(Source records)
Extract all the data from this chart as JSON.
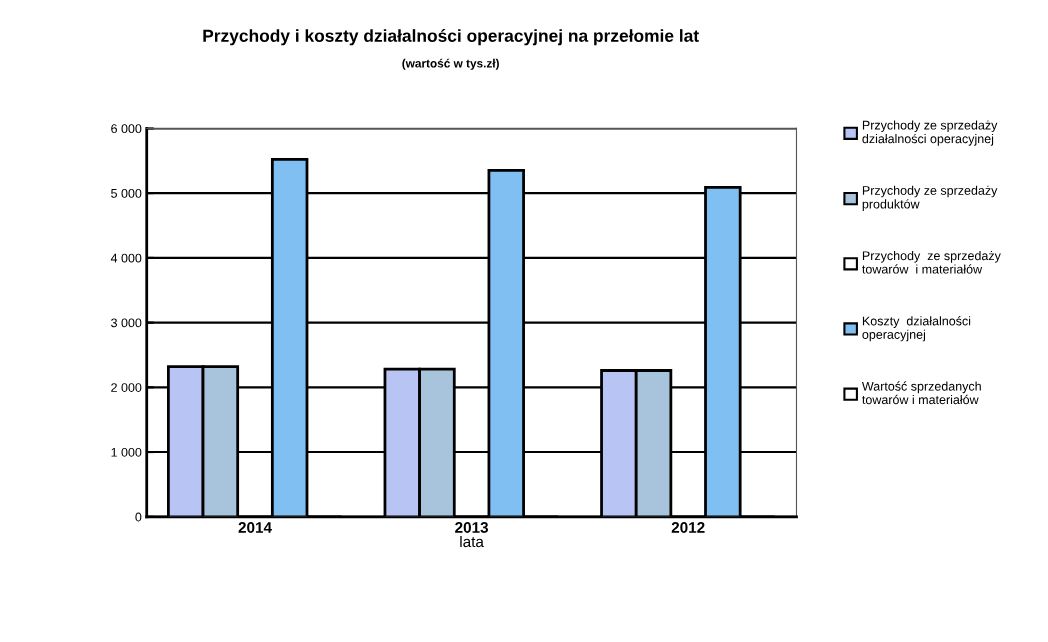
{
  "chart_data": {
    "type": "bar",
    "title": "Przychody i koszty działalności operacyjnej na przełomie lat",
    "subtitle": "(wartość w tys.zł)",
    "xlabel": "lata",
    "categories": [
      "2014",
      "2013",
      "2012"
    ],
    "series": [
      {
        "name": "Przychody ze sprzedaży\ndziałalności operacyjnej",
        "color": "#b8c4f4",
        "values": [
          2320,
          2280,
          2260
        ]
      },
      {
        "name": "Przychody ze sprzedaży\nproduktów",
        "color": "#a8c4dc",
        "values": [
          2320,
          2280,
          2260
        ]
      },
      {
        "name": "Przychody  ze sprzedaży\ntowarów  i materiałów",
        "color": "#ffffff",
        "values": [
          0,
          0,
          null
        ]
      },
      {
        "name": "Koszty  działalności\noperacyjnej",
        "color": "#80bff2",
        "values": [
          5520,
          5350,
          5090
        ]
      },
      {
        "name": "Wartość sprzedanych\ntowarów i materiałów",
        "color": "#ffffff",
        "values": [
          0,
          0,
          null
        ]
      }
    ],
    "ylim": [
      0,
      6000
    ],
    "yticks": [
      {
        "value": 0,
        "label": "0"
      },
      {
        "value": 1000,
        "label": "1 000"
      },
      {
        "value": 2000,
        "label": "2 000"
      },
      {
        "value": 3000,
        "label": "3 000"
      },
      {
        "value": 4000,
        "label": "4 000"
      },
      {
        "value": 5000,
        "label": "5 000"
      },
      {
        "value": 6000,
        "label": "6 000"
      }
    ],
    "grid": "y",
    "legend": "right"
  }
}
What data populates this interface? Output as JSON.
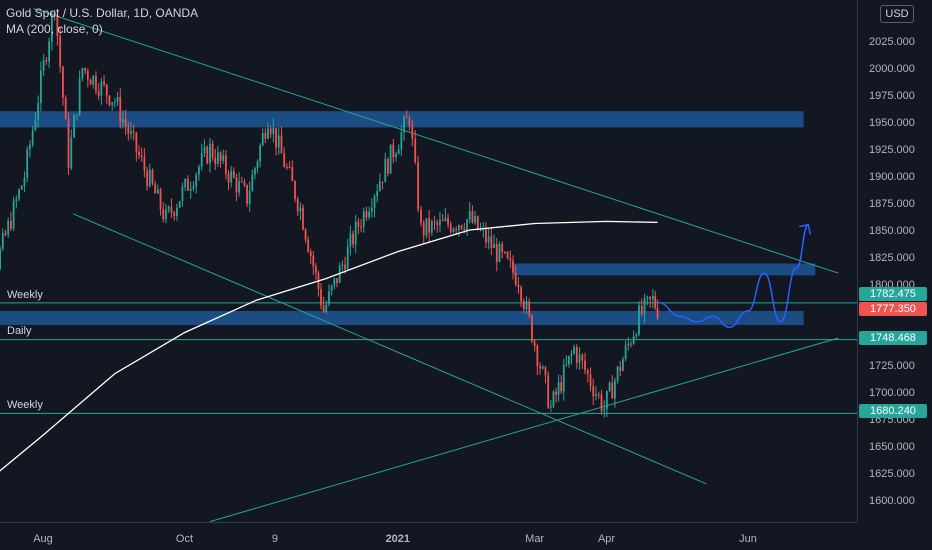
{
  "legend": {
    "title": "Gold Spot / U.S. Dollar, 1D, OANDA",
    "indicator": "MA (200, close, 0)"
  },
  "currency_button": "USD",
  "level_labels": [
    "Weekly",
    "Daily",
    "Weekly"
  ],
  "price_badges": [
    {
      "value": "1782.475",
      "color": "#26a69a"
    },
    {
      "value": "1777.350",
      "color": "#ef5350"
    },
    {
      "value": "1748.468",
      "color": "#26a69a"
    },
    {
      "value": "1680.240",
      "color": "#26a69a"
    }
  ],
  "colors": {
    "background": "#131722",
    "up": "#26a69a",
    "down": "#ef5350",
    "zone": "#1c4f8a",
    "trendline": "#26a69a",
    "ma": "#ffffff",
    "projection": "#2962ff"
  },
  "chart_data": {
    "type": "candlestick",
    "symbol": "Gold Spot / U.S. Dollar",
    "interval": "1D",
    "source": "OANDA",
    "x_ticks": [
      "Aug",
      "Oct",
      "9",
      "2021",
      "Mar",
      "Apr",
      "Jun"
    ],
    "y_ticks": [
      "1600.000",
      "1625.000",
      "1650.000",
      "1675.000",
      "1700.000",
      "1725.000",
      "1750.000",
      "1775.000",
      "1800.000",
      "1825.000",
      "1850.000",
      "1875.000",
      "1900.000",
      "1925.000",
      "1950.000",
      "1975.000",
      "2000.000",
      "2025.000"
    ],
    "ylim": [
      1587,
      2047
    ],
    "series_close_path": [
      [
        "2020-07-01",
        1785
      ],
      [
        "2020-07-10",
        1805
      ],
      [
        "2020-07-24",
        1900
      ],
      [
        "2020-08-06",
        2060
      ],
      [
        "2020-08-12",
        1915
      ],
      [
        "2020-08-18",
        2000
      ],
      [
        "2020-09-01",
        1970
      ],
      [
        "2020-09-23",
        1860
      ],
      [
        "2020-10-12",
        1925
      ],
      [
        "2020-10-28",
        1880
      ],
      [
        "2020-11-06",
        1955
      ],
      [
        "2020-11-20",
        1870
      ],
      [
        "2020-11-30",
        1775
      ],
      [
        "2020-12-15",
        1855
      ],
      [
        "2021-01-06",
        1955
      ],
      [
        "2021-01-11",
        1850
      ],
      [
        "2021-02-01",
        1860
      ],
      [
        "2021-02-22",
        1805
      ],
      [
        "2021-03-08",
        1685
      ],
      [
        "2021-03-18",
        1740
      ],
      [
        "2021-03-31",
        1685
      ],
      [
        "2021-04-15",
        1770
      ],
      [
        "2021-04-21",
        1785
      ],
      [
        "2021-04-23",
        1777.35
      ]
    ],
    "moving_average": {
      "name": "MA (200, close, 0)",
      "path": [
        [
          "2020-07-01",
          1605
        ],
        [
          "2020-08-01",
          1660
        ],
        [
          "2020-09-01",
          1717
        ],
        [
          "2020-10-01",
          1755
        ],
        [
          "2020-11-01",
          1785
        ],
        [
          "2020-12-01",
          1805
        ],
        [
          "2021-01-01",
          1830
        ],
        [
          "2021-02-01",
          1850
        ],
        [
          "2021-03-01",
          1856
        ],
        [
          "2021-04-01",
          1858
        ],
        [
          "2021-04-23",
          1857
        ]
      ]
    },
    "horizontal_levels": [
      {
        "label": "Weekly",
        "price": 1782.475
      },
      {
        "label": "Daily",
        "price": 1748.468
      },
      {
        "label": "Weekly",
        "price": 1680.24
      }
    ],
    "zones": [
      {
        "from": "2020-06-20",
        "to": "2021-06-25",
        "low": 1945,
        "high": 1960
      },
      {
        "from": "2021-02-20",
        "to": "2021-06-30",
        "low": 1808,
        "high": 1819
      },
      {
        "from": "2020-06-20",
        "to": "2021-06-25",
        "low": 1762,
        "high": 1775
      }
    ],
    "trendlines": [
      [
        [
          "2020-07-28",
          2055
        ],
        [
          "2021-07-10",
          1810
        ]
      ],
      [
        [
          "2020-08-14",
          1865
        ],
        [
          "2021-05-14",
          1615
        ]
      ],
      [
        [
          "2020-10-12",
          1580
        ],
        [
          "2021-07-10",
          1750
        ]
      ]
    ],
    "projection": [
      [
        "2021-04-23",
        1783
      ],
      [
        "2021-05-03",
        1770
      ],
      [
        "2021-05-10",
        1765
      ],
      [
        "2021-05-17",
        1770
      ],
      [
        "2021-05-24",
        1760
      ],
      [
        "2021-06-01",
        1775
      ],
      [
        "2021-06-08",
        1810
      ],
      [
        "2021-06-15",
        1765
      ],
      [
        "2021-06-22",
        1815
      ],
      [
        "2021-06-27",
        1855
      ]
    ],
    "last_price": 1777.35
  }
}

Directions —
Copy all the lines of data exactly as they appear, dropping any images.

Task response —
Extract all the data from this chart as JSON.
{
  "chart_data": {
    "type": "bar",
    "title": "Przychody i koszty działalności operacyjnej na przełomie lat",
    "subtitle": "(wartość w tys.zł)",
    "xlabel": "lata",
    "categories": [
      "2014",
      "2013",
      "2012"
    ],
    "series": [
      {
        "name": "Przychody ze sprzedaży\ndziałalności operacyjnej",
        "color": "#b8c4f4",
        "values": [
          2320,
          2280,
          2260
        ]
      },
      {
        "name": "Przychody ze sprzedaży\nproduktów",
        "color": "#a8c4dc",
        "values": [
          2320,
          2280,
          2260
        ]
      },
      {
        "name": "Przychody  ze sprzedaży\ntowarów  i materiałów",
        "color": "#ffffff",
        "values": [
          0,
          0,
          null
        ]
      },
      {
        "name": "Koszty  działalności\noperacyjnej",
        "color": "#80bff2",
        "values": [
          5520,
          5350,
          5090
        ]
      },
      {
        "name": "Wartość sprzedanych\ntowarów i materiałów",
        "color": "#ffffff",
        "values": [
          0,
          0,
          null
        ]
      }
    ],
    "ylim": [
      0,
      6000
    ],
    "yticks": [
      {
        "value": 0,
        "label": "0"
      },
      {
        "value": 1000,
        "label": "1 000"
      },
      {
        "value": 2000,
        "label": "2 000"
      },
      {
        "value": 3000,
        "label": "3 000"
      },
      {
        "value": 4000,
        "label": "4 000"
      },
      {
        "value": 5000,
        "label": "5 000"
      },
      {
        "value": 6000,
        "label": "6 000"
      }
    ],
    "grid": "y",
    "legend": "right"
  }
}
What data populates this interface? Output as JSON.
{
  "legend": {
    "title": "Gold Spot / U.S. Dollar, 1D, OANDA",
    "indicator": "MA (200, close, 0)"
  },
  "currency_button": "USD",
  "level_labels": [
    "Weekly",
    "Daily",
    "Weekly"
  ],
  "price_badges": [
    {
      "value": "1782.475",
      "color": "#26a69a"
    },
    {
      "value": "1777.350",
      "color": "#ef5350"
    },
    {
      "value": "1748.468",
      "color": "#26a69a"
    },
    {
      "value": "1680.240",
      "color": "#26a69a"
    }
  ],
  "colors": {
    "background": "#131722",
    "up": "#26a69a",
    "down": "#ef5350",
    "zone": "#1c4f8a",
    "trendline": "#26a69a",
    "ma": "#ffffff",
    "projection": "#2962ff"
  },
  "chart_data": {
    "type": "candlestick",
    "symbol": "Gold Spot / U.S. Dollar",
    "interval": "1D",
    "source": "OANDA",
    "x_ticks": [
      "Aug",
      "Oct",
      "9",
      "2021",
      "Mar",
      "Apr",
      "Jun"
    ],
    "y_ticks": [
      "1600.000",
      "1625.000",
      "1650.000",
      "1675.000",
      "1700.000",
      "1725.000",
      "1750.000",
      "1775.000",
      "1800.000",
      "1825.000",
      "1850.000",
      "1875.000",
      "1900.000",
      "1925.000",
      "1950.000",
      "1975.000",
      "2000.000",
      "2025.000"
    ],
    "ylim": [
      1587,
      2047
    ],
    "series_close_path": [
      [
        "2020-07-01",
        1785
      ],
      [
        "2020-07-10",
        1805
      ],
      [
        "2020-07-24",
        1900
      ],
      [
        "2020-08-06",
        2060
      ],
      [
        "2020-08-12",
        1915
      ],
      [
        "2020-08-18",
        2000
      ],
      [
        "2020-09-01",
        1970
      ],
      [
        "2020-09-23",
        1860
      ],
      [
        "2020-10-12",
        1925
      ],
      [
        "2020-10-28",
        1880
      ],
      [
        "2020-11-06",
        1955
      ],
      [
        "2020-11-20",
        1870
      ],
      [
        "2020-11-30",
        1775
      ],
      [
        "2020-12-15",
        1855
      ],
      [
        "2021-01-06",
        1955
      ],
      [
        "2021-01-11",
        1850
      ],
      [
        "2021-02-01",
        1860
      ],
      [
        "2021-02-22",
        1805
      ],
      [
        "2021-03-08",
        1685
      ],
      [
        "2021-03-18",
        1740
      ],
      [
        "2021-03-31",
        1685
      ],
      [
        "2021-04-15",
        1770
      ],
      [
        "2021-04-21",
        1785
      ],
      [
        "2021-04-23",
        1777.35
      ]
    ],
    "moving_average": {
      "name": "MA (200, close, 0)",
      "path": [
        [
          "2020-07-01",
          1605
        ],
        [
          "2020-08-01",
          1660
        ],
        [
          "2020-09-01",
          1717
        ],
        [
          "2020-10-01",
          1755
        ],
        [
          "2020-11-01",
          1785
        ],
        [
          "2020-12-01",
          1805
        ],
        [
          "2021-01-01",
          1830
        ],
        [
          "2021-02-01",
          1850
        ],
        [
          "2021-03-01",
          1856
        ],
        [
          "2021-04-01",
          1858
        ],
        [
          "2021-04-23",
          1857
        ]
      ]
    },
    "horizontal_levels": [
      {
        "label": "Weekly",
        "price": 1782.475
      },
      {
        "label": "Daily",
        "price": 1748.468
      },
      {
        "label": "Weekly",
        "price": 1680.24
      }
    ],
    "zones": [
      {
        "from": "2020-06-20",
        "to": "2021-06-25",
        "low": 1945,
        "high": 1960
      },
      {
        "from": "2021-02-20",
        "to": "2021-06-30",
        "low": 1808,
        "high": 1819
      },
      {
        "from": "2020-06-20",
        "to": "2021-06-25",
        "low": 1762,
        "high": 1775
      }
    ],
    "trendlines": [
      [
        [
          "2020-07-28",
          2055
        ],
        [
          "2021-07-10",
          1810
        ]
      ],
      [
        [
          "2020-08-14",
          1865
        ],
        [
          "2021-05-14",
          1615
        ]
      ],
      [
        [
          "2020-10-12",
          1580
        ],
        [
          "2021-07-10",
          1750
        ]
      ]
    ],
    "projection": [
      [
        "2021-04-23",
        1783
      ],
      [
        "2021-05-03",
        1770
      ],
      [
        "2021-05-10",
        1765
      ],
      [
        "2021-05-17",
        1770
      ],
      [
        "2021-05-24",
        1760
      ],
      [
        "2021-06-01",
        1775
      ],
      [
        "2021-06-08",
        1810
      ],
      [
        "2021-06-15",
        1765
      ],
      [
        "2021-06-22",
        1815
      ],
      [
        "2021-06-27",
        1855
      ]
    ],
    "last_price": 1777.35
  }
}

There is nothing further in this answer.